» DIRECTIVE
Please reproduce every line of the records below word for word, leaving out the pictures.

» DATA IN THIS EXERCISE
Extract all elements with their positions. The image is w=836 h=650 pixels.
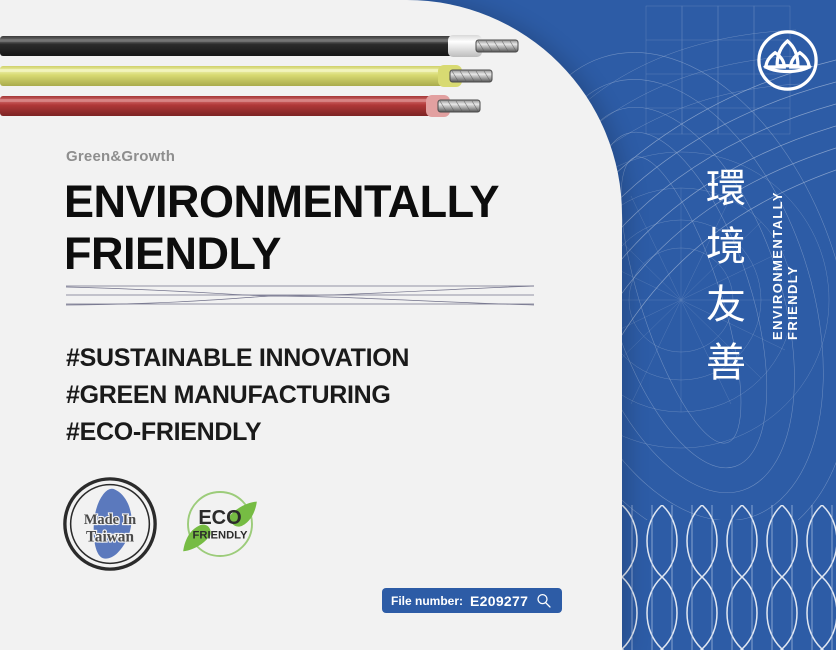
- hashtag-item-1: #SUSTAINABLE INNOVATION: [66, 340, 409, 377]
- cn-char-3: 友: [700, 276, 752, 334]
- magnifier-icon[interactable]: [535, 592, 553, 610]
- red-wire: [0, 95, 480, 117]
- english-vertical-subtitle: ENVIRONMENTALLY FRIENDLY: [770, 140, 800, 340]
- hashtag-item-2: #GREEN MANUFACTURING: [66, 377, 409, 414]
- mit-line-1: Made In: [84, 512, 136, 528]
- page-title: ENVIRONMENTALLY FRIENDLY: [64, 176, 584, 280]
- divider-lines: [66, 282, 534, 310]
- headline-line-1: ENVIRONMENTALLY: [64, 176, 584, 228]
- eco-friendly-badge: ECO FRIENDLY: [180, 484, 260, 564]
- company-circle-logo-icon: [755, 28, 820, 93]
- made-in-taiwan-badge: Made In Taiwan: [62, 476, 158, 572]
- eyebrow-label: Green&Growth: [66, 148, 175, 165]
- file-number-value: E209277: [470, 593, 528, 609]
- hashtag-list: #SUSTAINABLE INNOVATION #GREEN MANUFACTU…: [66, 340, 409, 451]
- eco-line-1: ECO: [198, 507, 241, 529]
- hashtag-item-3: #ECO-FRIENDLY: [66, 414, 409, 451]
- file-number-label: File number:: [391, 594, 463, 608]
- en-vertical-line2: FRIENDLY: [785, 140, 800, 340]
- file-number-badge[interactable]: File number: E209277: [382, 588, 562, 613]
- chinese-vertical-headline: 環 境 友 善: [700, 160, 752, 392]
- cn-char-2: 境: [700, 218, 752, 276]
- mit-line-2: Taiwan: [86, 528, 135, 545]
- lattice-decoration: [622, 505, 836, 650]
- en-vertical-line1: ENVIRONMENTALLY: [770, 140, 785, 340]
- cn-char-1: 環: [700, 160, 752, 218]
- headline-line-2: FRIENDLY: [64, 228, 584, 280]
- wire-illustration-group: [0, 28, 520, 123]
- poster-canvas: 環 境 友 善 ENVIRONMENTALLY FRIENDLY: [0, 0, 836, 650]
- yellow-wire: [0, 65, 492, 87]
- certification-badges: Made In Taiwan ECO FRIENDLY: [62, 476, 260, 572]
- white-content-card: Green&Growth ENVIRONMENTALLY FRIENDLY #S…: [0, 0, 622, 650]
- eco-line-2: FRIENDLY: [193, 529, 248, 541]
- black-wire: [0, 35, 518, 57]
- cn-char-4: 善: [700, 334, 752, 392]
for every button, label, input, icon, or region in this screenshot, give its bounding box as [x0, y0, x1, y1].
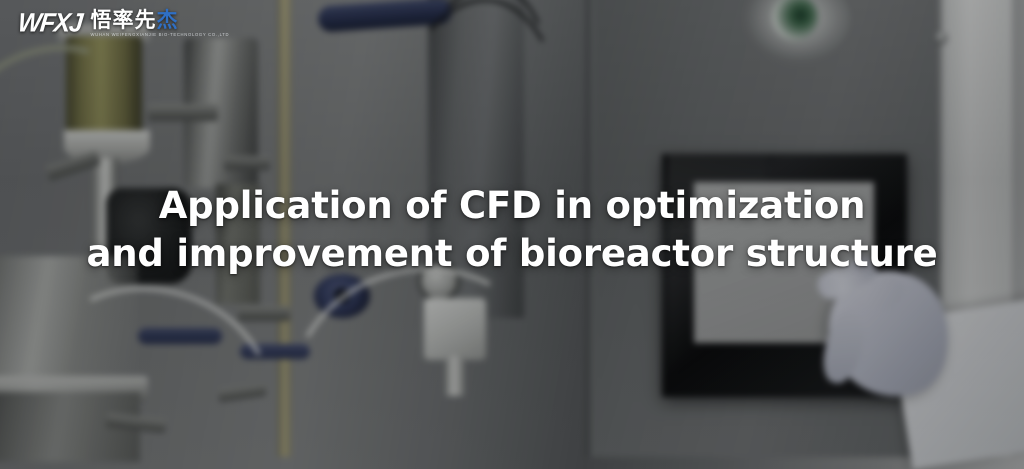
page-title: Application of CFD in optimization and i… — [0, 182, 1024, 278]
logo-tagline: WUHAN WEIFENGXIANJIE BIO-TECHNOLOGY CO.,… — [90, 33, 229, 37]
headline-line-1: Application of CFD in optimization — [24, 182, 1000, 230]
logo-chinese-block: 悟率先杰 WUHAN WEIFENGXIANJIE BIO-TECHNOLOGY… — [90, 10, 229, 37]
hero-banner: WFXJ 悟率先杰 WUHAN WEIFENGXIANJIE BIO-TECHN… — [0, 0, 1024, 469]
logo-chinese-name: 悟率先杰 — [90, 10, 229, 31]
logo-wordmark-icon: WFXJ — [17, 10, 83, 37]
logo-chinese-prefix: 悟率先 — [90, 8, 156, 32]
brand-logo[interactable]: WFXJ 悟率先杰 WUHAN WEIFENGXIANJIE BIO-TECHN… — [18, 10, 229, 37]
logo-chinese-accent: 杰 — [156, 8, 178, 32]
headline-line-2: and improvement of bioreactor structure — [24, 230, 1000, 278]
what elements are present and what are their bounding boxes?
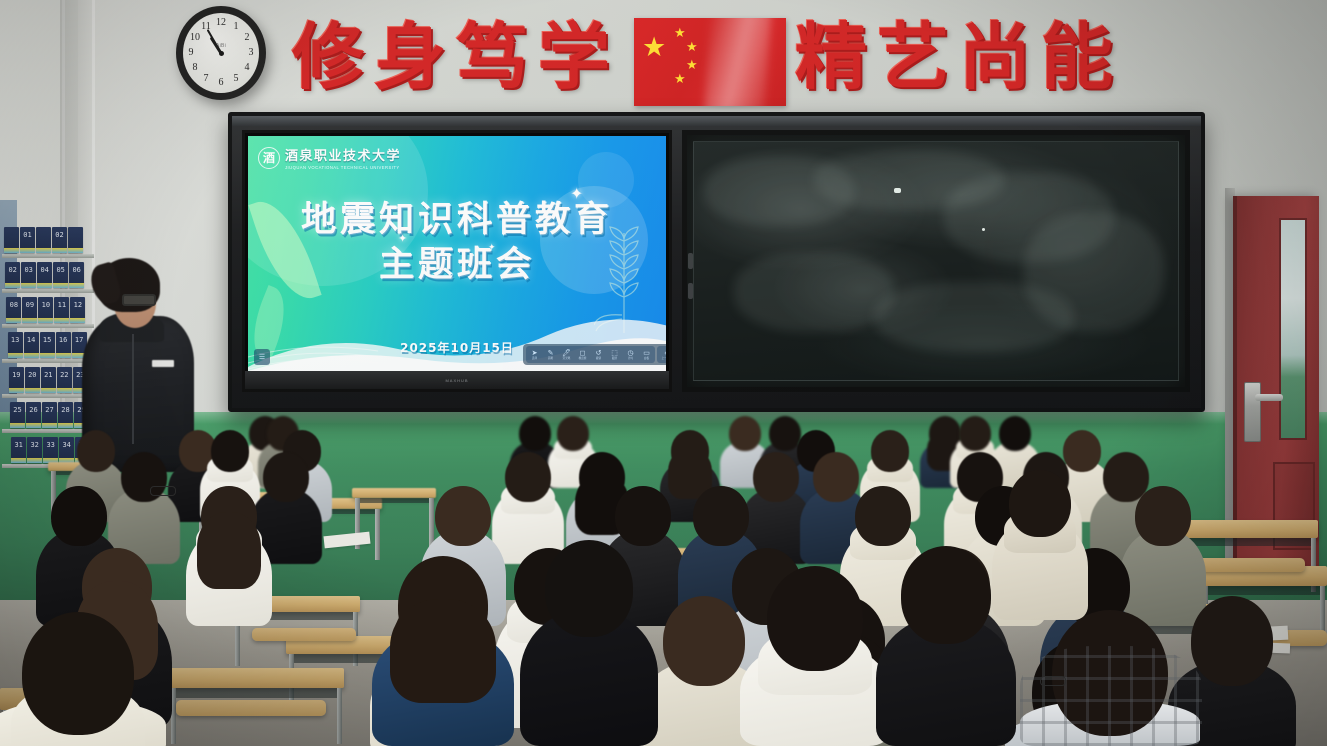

» OUTPUT BELOW
Extract all elements with their positions. The image is w=836 h=650 pixels.
- hashtag-item-1: #SUSTAINABLE INNOVATION: [66, 340, 409, 377]
- cn-char-3: 友: [700, 276, 752, 334]
- magnifier-icon[interactable]: [535, 592, 553, 610]
- red-wire: [0, 95, 480, 117]
- english-vertical-subtitle: ENVIRONMENTALLY FRIENDLY: [770, 140, 800, 340]
- hashtag-item-2: #GREEN MANUFACTURING: [66, 377, 409, 414]
- mit-line-1: Made In: [84, 512, 136, 528]
- page-title: ENVIRONMENTALLY FRIENDLY: [64, 176, 584, 280]
- divider-lines: [66, 282, 534, 310]
- headline-line-1: ENVIRONMENTALLY: [64, 176, 584, 228]
- eco-friendly-badge: ECO FRIENDLY: [180, 484, 260, 564]
- company-circle-logo-icon: [755, 28, 820, 93]
- made-in-taiwan-badge: Made In Taiwan: [62, 476, 158, 572]
- eyebrow-label: Green&Growth: [66, 148, 175, 165]
- file-number-value: E209277: [470, 593, 528, 609]
- hashtag-list: #SUSTAINABLE INNOVATION #GREEN MANUFACTU…: [66, 340, 409, 451]
- eco-line-1: ECO: [198, 507, 241, 529]
- hashtag-item-3: #ECO-FRIENDLY: [66, 414, 409, 451]
- file-number-label: File number:: [391, 594, 463, 608]
- en-vertical-line2: FRIENDLY: [785, 140, 800, 340]
- file-number-badge[interactable]: File number: E209277: [382, 588, 562, 613]
- chinese-vertical-headline: 環 境 友 善: [700, 160, 752, 392]
- cn-char-2: 境: [700, 218, 752, 276]
- mit-line-2: Taiwan: [86, 528, 135, 545]
- lattice-decoration: [622, 505, 836, 650]
- en-vertical-line1: ENVIRONMENTALLY: [770, 140, 785, 340]
- cn-char-1: 環: [700, 160, 752, 218]
- headline-line-2: FRIENDLY: [64, 228, 584, 280]
- wire-illustration-group: [0, 28, 520, 123]
- poster-canvas: 環 境 友 善 ENVIRONMENTALLY FRIENDLY: [0, 0, 836, 650]
- yellow-wire: [0, 65, 492, 87]
- certification-badges: Made In Taiwan ECO FRIENDLY: [62, 476, 260, 572]
- white-content-card: Green&Growth ENVIRONMENTALLY FRIENDLY #S…: [0, 0, 622, 650]
- eco-line-2: FRIENDLY: [193, 529, 248, 541]
- black-wire: [0, 35, 518, 57]
- cn-char-4: 善: [700, 334, 752, 392]
for every button, label, input, icon, or region in this screenshot, give its bounding box as [x0, y0, x1, y1].
page-title: Application of CFD in optimization and i… — [0, 182, 1024, 278]
logo-tagline: WUHAN WEIFENGXIANJIE BIO-TECHNOLOGY CO.,… — [90, 33, 229, 37]
headline-line-1: Application of CFD in optimization — [24, 182, 1000, 230]
logo-chinese-block: 悟率先杰 WUHAN WEIFENGXIANJIE BIO-TECHNOLOGY… — [90, 10, 229, 37]
hero-banner: WFXJ 悟率先杰 WUHAN WEIFENGXIANJIE BIO-TECHN… — [0, 0, 1024, 469]
logo-chinese-name: 悟率先杰 — [90, 10, 229, 31]
logo-wordmark-icon: WFXJ — [17, 10, 83, 37]
logo-chinese-prefix: 悟率先 — [90, 8, 156, 32]
brand-logo[interactable]: WFXJ 悟率先杰 WUHAN WEIFENGXIANJIE BIO-TECHN… — [18, 10, 229, 37]
logo-chinese-accent: 杰 — [156, 8, 178, 32]
headline-line-2: and improvement of bioreactor structure — [24, 230, 1000, 278]
what elements are present and what are their bounding boxes?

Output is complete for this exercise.